Dataset items
--------------------

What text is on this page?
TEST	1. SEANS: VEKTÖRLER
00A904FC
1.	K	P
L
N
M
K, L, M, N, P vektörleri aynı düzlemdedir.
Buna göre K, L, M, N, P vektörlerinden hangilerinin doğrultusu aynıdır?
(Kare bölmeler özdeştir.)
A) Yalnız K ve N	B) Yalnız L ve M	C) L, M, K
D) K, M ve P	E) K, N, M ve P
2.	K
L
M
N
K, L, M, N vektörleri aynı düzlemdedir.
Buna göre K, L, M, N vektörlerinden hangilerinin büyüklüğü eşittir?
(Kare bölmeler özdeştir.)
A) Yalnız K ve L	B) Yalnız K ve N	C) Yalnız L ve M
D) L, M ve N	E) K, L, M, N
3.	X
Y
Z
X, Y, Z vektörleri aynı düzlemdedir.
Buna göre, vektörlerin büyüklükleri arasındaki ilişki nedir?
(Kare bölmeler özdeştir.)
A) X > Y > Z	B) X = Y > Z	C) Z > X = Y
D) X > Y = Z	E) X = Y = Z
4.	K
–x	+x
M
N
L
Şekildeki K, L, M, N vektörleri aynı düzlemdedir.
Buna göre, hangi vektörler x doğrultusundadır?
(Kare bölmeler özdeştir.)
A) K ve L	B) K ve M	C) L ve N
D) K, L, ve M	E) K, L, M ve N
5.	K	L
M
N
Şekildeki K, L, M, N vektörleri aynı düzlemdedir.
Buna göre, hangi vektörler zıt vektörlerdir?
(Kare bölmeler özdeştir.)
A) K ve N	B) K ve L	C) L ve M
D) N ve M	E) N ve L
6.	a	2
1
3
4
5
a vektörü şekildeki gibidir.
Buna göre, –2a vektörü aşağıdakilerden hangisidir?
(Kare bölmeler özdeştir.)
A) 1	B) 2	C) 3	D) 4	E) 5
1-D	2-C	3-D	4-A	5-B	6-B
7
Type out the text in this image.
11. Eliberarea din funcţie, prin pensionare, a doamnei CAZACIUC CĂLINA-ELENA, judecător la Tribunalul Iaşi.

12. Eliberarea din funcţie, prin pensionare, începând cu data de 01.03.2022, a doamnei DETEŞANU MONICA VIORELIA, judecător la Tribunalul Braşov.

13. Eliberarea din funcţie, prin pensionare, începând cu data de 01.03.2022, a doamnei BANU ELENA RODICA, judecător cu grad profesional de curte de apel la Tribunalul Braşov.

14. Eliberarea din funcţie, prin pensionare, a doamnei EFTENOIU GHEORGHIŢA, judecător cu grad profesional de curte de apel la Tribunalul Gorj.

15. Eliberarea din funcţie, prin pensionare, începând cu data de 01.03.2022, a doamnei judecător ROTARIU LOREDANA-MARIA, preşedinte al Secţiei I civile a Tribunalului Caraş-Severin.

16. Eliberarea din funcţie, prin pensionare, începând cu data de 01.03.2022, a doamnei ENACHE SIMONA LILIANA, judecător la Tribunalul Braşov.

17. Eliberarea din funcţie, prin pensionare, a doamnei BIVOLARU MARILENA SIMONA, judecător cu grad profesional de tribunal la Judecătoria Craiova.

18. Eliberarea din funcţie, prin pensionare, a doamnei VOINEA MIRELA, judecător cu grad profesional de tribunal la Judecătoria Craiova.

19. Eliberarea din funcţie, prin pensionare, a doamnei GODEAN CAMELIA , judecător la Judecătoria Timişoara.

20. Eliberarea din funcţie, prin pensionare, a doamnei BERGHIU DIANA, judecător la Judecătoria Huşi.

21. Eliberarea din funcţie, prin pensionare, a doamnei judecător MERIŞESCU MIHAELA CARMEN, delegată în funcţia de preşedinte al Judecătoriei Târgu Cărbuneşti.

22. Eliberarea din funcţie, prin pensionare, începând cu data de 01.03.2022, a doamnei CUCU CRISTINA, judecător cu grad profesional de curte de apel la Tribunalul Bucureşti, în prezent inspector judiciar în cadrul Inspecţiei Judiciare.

--------------------

## [SHORT PROBLEM]
Restate the whole listing exactly, leaving out nothing.

## [EXERCISE OUTPUT]
What text is on this page?
TEST	1. SEANS: VEKTÖRLER
00A904FC
1.	K	P
L
N
M
K, L, M, N, P vektörleri aynı düzlemdedir.
Buna göre K, L, M, N, P vektörlerinden hangilerinin doğrultusu aynıdır?
(Kare bölmeler özdeştir.)
A) Yalnız K ve N	B) Yalnız L ve M	C) L, M, K
D) K, M ve P	E) K, N, M ve P
2.	K
L
M
N
K, L, M, N vektörleri aynı düzlemdedir.
Buna göre K, L, M, N vektörlerinden hangilerinin büyüklüğü eşittir?
(Kare bölmeler özdeştir.)
A) Yalnız K ve L	B) Yalnız K ve N	C) Yalnız L ve M
D) L, M ve N	E) K, L, M, N
3.	X
Y
Z
X, Y, Z vektörleri aynı düzlemdedir.
Buna göre, vektörlerin büyüklükleri arasındaki ilişki nedir?
(Kare bölmeler özdeştir.)
A) X > Y > Z	B) X = Y > Z	C) Z > X = Y
D) X > Y = Z	E) X = Y = Z
4.	K
–x	+x
M
N
L
Şekildeki K, L, M, N vektörleri aynı düzlemdedir.
Buna göre, hangi vektörler x doğrultusundadır?
(Kare bölmeler özdeştir.)
A) K ve L	B) K ve M	C) L ve N
D) K, L, ve M	E) K, L, M ve N
5.	K	L
M
N
Şekildeki K, L, M, N vektörleri aynı düzlemdedir.
Buna göre, hangi vektörler zıt vektörlerdir?
(Kare bölmeler özdeştir.)
A) K ve N	B) K ve L	C) L ve M
D) N ve M	E) N ve L
6.	a	2
1
3
4
5
a vektörü şekildeki gibidir.
Buna göre, –2a vektörü aşağıdakilerden hangisidir?
(Kare bölmeler özdeştir.)
A) 1	B) 2	C) 3	D) 4	E) 5
1-D	2-C	3-D	4-A	5-B	6-B
7
Type out the text in this image.
11. Eliberarea din funcţie, prin pensionare, a doamnei CAZACIUC CĂLINA-ELENA, judecător la Tribunalul Iaşi.

12. Eliberarea din funcţie, prin pensionare, începând cu data de 01.03.2022, a doamnei DETEŞANU MONICA VIORELIA, judecător la Tribunalul Braşov.

13. Eliberarea din funcţie, prin pensionare, începând cu data de 01.03.2022, a doamnei BANU ELENA RODICA, judecător cu grad profesional de curte de apel la Tribunalul Braşov.

14. Eliberarea din funcţie, prin pensionare, a doamnei EFTENOIU GHEORGHIŢA, judecător cu grad profesional de curte de apel la Tribunalul Gorj.

15. Eliberarea din funcţie, prin pensionare, începând cu data de 01.03.2022, a doamnei judecător ROTARIU LOREDANA-MARIA, preşedinte al Secţiei I civile a Tribunalului Caraş-Severin.

16. Eliberarea din funcţie, prin pensionare, începând cu data de 01.03.2022, a doamnei ENACHE SIMONA LILIANA, judecător la Tribunalul Braşov.

17. Eliberarea din funcţie, prin pensionare, a doamnei BIVOLARU MARILENA SIMONA, judecător cu grad profesional de tribunal la Judecătoria Craiova.

18. Eliberarea din funcţie, prin pensionare, a doamnei VOINEA MIRELA, judecător cu grad profesional de tribunal la Judecătoria Craiova.

19. Eliberarea din funcţie, prin pensionare, a doamnei GODEAN CAMELIA , judecător la Judecătoria Timişoara.

20. Eliberarea din funcţie, prin pensionare, a doamnei BERGHIU DIANA, judecător la Judecătoria Huşi.

21. Eliberarea din funcţie, prin pensionare, a doamnei judecător MERIŞESCU MIHAELA CARMEN, delegată în funcţia de preşedinte al Judecătoriei Târgu Cărbuneşti.

22. Eliberarea din funcţie, prin pensionare, începând cu data de 01.03.2022, a doamnei CUCU CRISTINA, judecător cu grad profesional de curte de apel la Tribunalul Bucureşti, în prezent inspector judiciar în cadrul Inspecţiei Judiciare.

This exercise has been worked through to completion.